### Extracted data
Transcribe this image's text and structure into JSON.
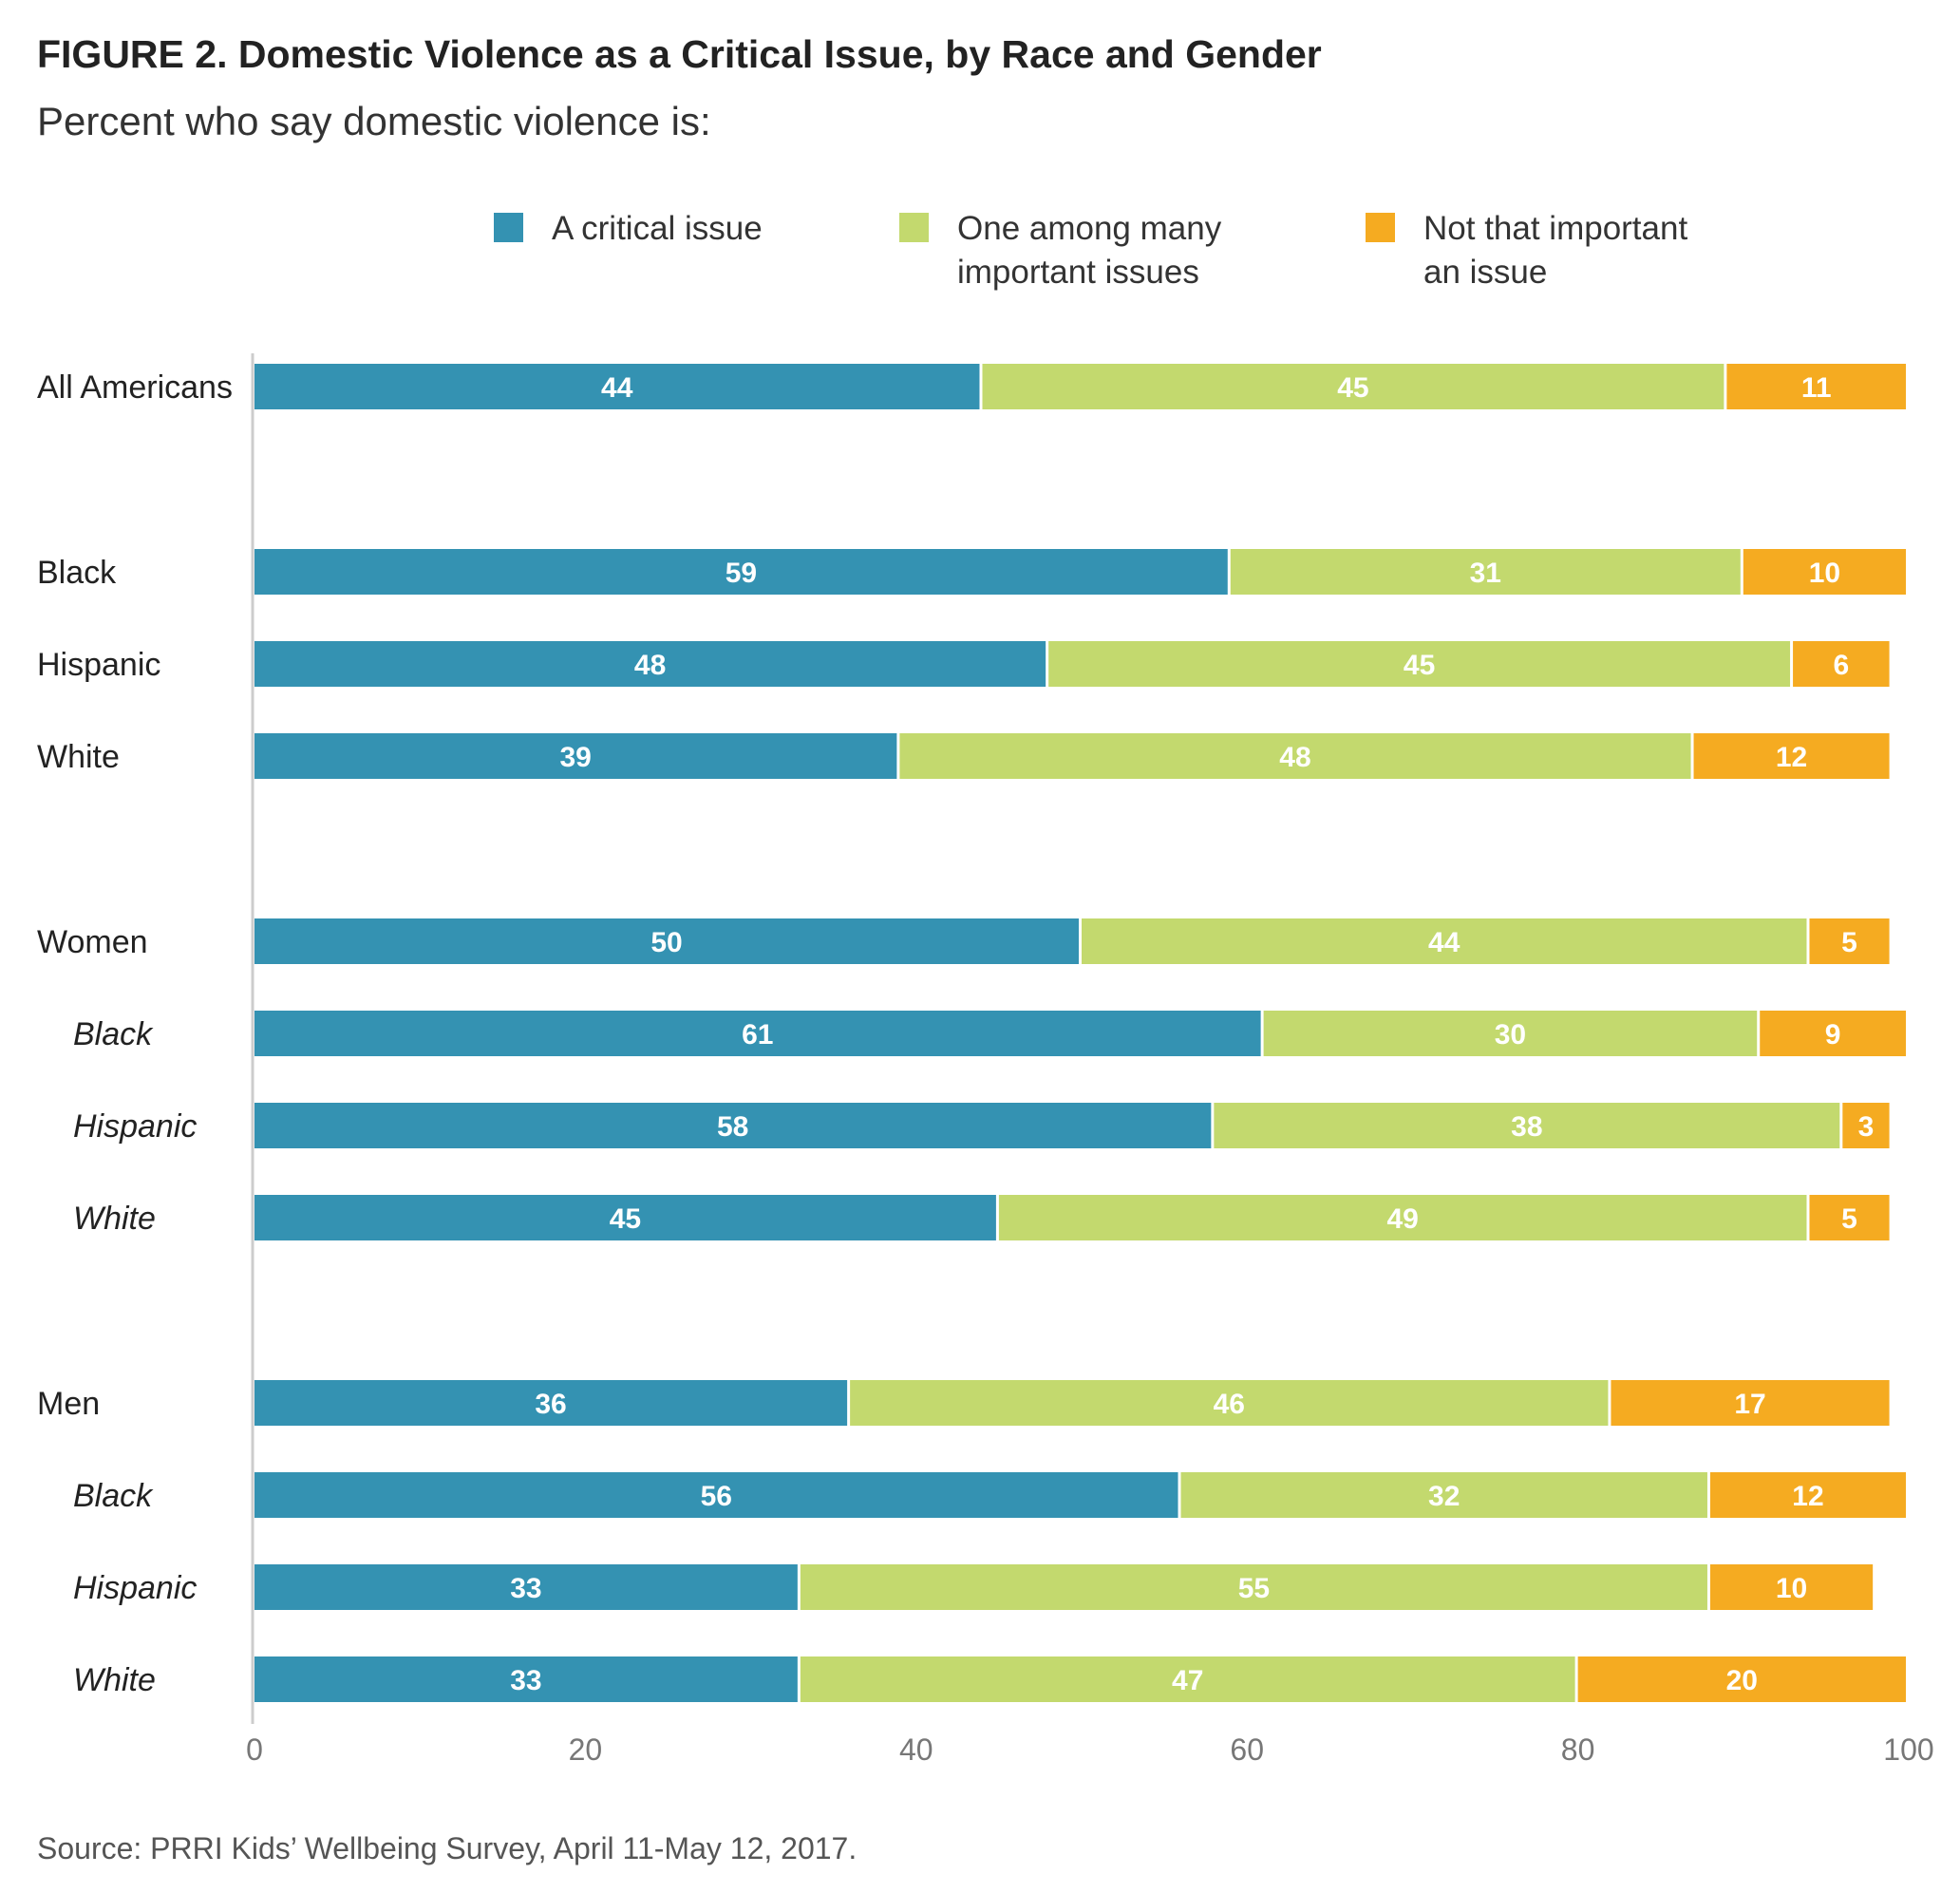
{
  "title": "FIGURE 2.  Domestic Violence as a Critical Issue, by Race and Gender",
  "subtitle": "Percent who say domestic violence is:",
  "source": "Source: PRRI Kids’ Wellbeing Survey, April 11-May 12, 2017.",
  "colors": {
    "critical": "#3492b2",
    "one_among": "#c3d96e",
    "not_important": "#f5ab21",
    "axis": "#cccccc",
    "tick_label": "#777777",
    "bar_label": "#ffffff"
  },
  "legend": [
    {
      "label": "A critical issue",
      "color": "#3492b2"
    },
    {
      "label": "One among many\nimportant issues",
      "color": "#c3d96e"
    },
    {
      "label": "Not that important\nan issue",
      "color": "#f5ab21"
    }
  ],
  "chart_data": {
    "type": "bar",
    "orientation": "horizontal",
    "stacked": true,
    "xlim": [
      0,
      100
    ],
    "xticks": [
      0,
      20,
      40,
      60,
      80,
      100
    ],
    "grid": false,
    "legend_position": "top",
    "categories": [
      "All Americans",
      "Black",
      "Hispanic",
      "White",
      "Women",
      "Black",
      "Hispanic",
      "White",
      "Men",
      "Black",
      "Hispanic",
      "White"
    ],
    "category_italic": [
      false,
      false,
      false,
      false,
      false,
      true,
      true,
      true,
      false,
      true,
      true,
      true
    ],
    "series": [
      {
        "name": "A critical issue",
        "values": [
          44,
          59,
          48,
          39,
          50,
          61,
          58,
          45,
          36,
          56,
          33,
          33
        ]
      },
      {
        "name": "One among many important issues",
        "values": [
          45,
          31,
          45,
          48,
          44,
          30,
          38,
          49,
          46,
          32,
          55,
          47
        ]
      },
      {
        "name": "Not that important an issue",
        "values": [
          11,
          10,
          6,
          12,
          5,
          9,
          3,
          5,
          17,
          12,
          10,
          20
        ]
      }
    ]
  }
}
######
Restate the whole listing above exactly, please, omitting every image.

Output:
Transcribe this image's text and structure into JSON.
{
  "title": "FIGURE 2.  Domestic Violence as a Critical Issue, by Race and Gender",
  "subtitle": "Percent who say domestic violence is:",
  "source": "Source: PRRI Kids’ Wellbeing Survey, April 11-May 12, 2017.",
  "colors": {
    "critical": "#3492b2",
    "one_among": "#c3d96e",
    "not_important": "#f5ab21",
    "axis": "#cccccc",
    "tick_label": "#777777",
    "bar_label": "#ffffff"
  },
  "legend": [
    {
      "label": "A critical issue",
      "color": "#3492b2"
    },
    {
      "label": "One among many\nimportant issues",
      "color": "#c3d96e"
    },
    {
      "label": "Not that important\nan issue",
      "color": "#f5ab21"
    }
  ],
  "chart_data": {
    "type": "bar",
    "orientation": "horizontal",
    "stacked": true,
    "xlim": [
      0,
      100
    ],
    "xticks": [
      0,
      20,
      40,
      60,
      80,
      100
    ],
    "grid": false,
    "legend_position": "top",
    "categories": [
      "All Americans",
      "Black",
      "Hispanic",
      "White",
      "Women",
      "Black",
      "Hispanic",
      "White",
      "Men",
      "Black",
      "Hispanic",
      "White"
    ],
    "category_italic": [
      false,
      false,
      false,
      false,
      false,
      true,
      true,
      true,
      false,
      true,
      true,
      true
    ],
    "series": [
      {
        "name": "A critical issue",
        "values": [
          44,
          59,
          48,
          39,
          50,
          61,
          58,
          45,
          36,
          56,
          33,
          33
        ]
      },
      {
        "name": "One among many important issues",
        "values": [
          45,
          31,
          45,
          48,
          44,
          30,
          38,
          49,
          46,
          32,
          55,
          47
        ]
      },
      {
        "name": "Not that important an issue",
        "values": [
          11,
          10,
          6,
          12,
          5,
          9,
          3,
          5,
          17,
          12,
          10,
          20
        ]
      }
    ]
  }
}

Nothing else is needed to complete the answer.